# Selected passage
----------
Well there is no concept behind those works. My music always develops out of experiments. I am combining old sequencer programs like Notator on an Atari, or the sequencer of the Roland MC-202 with new sound sources like Cwejman S1 or the Korg M- 20. The “Beat Study”s are results of those combinations. With Non Standard Institute Plays Non Standards it’s quite similar. In this case Max Loderbauer, my nsi. partner, was the sound source and sequencer with the piano and I treated him in real time with effect units.
How much do computers and their attendant sequencing programs figure into your productions? Do you find them useful?
As I explained before, I believe that different sequencers lead me to different music. I really prefer hardware sequencers to computer based sequencers like Logic or Cubase. For me it’s more fun to turn real knobs. I use Logic more or less like an extended “tape machine,” but for sequences I count on the individual groove of hardware sequencers.
Do you think the democratization of production through softwares like Ableton and Reason is a positive or negative thing?
I never use Ableton in the studio. Somehow I always have the feeling that I am cheating. The program makes everything so easy. Everything fits together and in the end there is just a lot of emotionless stuff going on. Sorry! That’s the reason why a lot of music nowadays sound so similar. Of course there are productions done with these programs that are brilliant, but it’s no fun for me. I only use Ableton for live performance, but actually I will be switching to a live set without computer in the near future.
Tobias awaits the future.
You’ve collaborated a lot over the years, with Atom Heart, Martin Schopf, and more recently Max Loderbauer and Ricardo Villalobos. What do you take away from your sessions with other producers? Do you and Cassy ever work on music together?
I have a very good and long friendship with the people you mentioned. I’ve known Martin and Ewe [Atom Heart] for 20 years. We went through a lot of different phases in our lives that affected the way we did music. With all these friends I developed an individual language and style. I also started to do music together with Cassy and it is again something completely new.
Which contemporary artists do you listen to these days? Which older artists have you been enjoying lately?
That’s hard to say; I am listening to so much different music, old and new. But recently I listened to the new Erykah Badu CD. She is not looking for the next hit, she is just doing music. Some old stuff I was listening to was Cluster’s, Grosses Wasser, one of my favorite records.
Do you ever look through your own discography to see what ground you’ve already covered? Do you ever look back for new sources of inspiration?
Right now I am re-doing my new website with a friend of mine. I had to scan all artworks of my releases and completed my biography. It was quite scary to see how much material I had to take care of. Sometimes I listen to some old DATs to find some inspiration, but I usually don’t listen to finished productions I once did.
----------
# Listed records
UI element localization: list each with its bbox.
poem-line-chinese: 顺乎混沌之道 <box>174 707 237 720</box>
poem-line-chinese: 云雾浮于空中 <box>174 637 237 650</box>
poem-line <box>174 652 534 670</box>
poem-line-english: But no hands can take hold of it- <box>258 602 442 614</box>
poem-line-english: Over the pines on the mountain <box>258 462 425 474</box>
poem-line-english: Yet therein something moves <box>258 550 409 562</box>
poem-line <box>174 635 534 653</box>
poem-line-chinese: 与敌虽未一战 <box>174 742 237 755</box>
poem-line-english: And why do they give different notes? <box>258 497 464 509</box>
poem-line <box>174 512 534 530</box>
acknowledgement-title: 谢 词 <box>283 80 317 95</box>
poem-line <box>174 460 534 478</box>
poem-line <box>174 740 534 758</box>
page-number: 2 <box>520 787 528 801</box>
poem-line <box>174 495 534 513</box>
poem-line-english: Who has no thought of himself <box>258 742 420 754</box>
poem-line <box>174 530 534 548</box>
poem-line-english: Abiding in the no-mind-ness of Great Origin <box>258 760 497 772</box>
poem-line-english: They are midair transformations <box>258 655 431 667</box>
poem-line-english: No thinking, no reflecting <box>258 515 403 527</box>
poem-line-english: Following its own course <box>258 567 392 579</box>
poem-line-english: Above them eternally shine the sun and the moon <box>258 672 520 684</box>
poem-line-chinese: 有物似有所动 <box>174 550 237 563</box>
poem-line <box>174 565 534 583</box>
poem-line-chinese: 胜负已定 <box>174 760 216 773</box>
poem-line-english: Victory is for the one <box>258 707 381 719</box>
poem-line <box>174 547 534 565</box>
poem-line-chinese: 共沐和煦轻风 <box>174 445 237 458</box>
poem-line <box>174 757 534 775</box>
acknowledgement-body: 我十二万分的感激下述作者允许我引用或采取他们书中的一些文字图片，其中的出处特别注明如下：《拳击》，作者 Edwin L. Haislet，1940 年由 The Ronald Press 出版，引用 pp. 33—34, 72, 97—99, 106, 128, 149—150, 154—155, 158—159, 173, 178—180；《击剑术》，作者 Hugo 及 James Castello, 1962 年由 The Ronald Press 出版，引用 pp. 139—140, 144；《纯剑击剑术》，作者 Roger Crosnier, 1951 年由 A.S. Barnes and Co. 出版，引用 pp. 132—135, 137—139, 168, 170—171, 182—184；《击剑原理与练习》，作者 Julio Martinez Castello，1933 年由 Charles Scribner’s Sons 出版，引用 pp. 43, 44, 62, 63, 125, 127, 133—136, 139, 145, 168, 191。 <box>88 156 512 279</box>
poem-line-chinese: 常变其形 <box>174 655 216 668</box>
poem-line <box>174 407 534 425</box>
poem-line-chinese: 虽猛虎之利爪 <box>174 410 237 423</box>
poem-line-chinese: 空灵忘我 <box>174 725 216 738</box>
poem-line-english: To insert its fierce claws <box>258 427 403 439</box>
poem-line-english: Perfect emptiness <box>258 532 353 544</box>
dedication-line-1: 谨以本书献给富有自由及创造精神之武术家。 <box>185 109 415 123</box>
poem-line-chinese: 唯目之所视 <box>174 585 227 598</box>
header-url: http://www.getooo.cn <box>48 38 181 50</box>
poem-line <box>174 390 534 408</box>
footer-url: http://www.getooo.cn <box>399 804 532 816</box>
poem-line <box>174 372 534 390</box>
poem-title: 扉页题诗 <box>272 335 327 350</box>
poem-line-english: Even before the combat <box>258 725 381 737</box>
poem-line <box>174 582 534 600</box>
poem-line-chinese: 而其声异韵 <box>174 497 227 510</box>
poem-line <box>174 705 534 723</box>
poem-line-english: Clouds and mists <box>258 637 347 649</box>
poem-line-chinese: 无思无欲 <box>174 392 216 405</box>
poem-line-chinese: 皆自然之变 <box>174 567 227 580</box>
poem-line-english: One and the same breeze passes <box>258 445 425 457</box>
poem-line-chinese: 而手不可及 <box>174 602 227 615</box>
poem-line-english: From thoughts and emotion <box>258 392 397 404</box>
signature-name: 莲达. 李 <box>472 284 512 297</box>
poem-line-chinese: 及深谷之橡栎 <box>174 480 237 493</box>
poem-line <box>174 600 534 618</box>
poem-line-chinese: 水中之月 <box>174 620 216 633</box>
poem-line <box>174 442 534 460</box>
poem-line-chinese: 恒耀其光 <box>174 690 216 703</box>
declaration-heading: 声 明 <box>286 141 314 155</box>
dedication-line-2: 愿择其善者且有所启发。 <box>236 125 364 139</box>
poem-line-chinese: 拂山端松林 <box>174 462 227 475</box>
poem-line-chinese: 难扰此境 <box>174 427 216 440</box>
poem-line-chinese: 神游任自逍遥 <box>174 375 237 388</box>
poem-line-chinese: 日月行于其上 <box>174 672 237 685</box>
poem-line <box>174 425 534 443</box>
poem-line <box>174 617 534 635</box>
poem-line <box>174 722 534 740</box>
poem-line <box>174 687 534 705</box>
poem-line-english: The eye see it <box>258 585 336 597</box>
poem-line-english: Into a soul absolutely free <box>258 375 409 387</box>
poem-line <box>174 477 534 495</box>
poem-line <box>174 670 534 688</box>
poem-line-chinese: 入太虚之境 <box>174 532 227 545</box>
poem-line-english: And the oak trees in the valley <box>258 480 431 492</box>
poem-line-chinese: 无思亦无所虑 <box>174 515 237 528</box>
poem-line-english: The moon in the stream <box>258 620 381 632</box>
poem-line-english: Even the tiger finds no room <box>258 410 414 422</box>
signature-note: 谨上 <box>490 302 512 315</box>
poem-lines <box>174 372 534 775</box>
----------
# Task to carry out
Please copy out the interview passage that begins at the words "I have a very" and stops after "my favorite records.", substituting "partnership" for "friendship".

# Output
I have a very good and long partnership with the people you mentioned. I’ve known Martin and Ewe [Atom Heart] for 20 years. We went through a lot of different phases in our lives that affected the way we did music. With all these friends I developed an individual language and style. I also started to do music together with Cassy and it is again something completely new.
Which contemporary artists do you listen to these days? Which older artists have you been enjoying lately?
That’s hard to say; I am listening to so much different music, old and new. But recently I listened to the new Erykah Badu CD. She is not looking for the next hit, she is just doing music. Some old stuff I was listening to was Cluster’s, Grosses Wasser, one of my favorite records.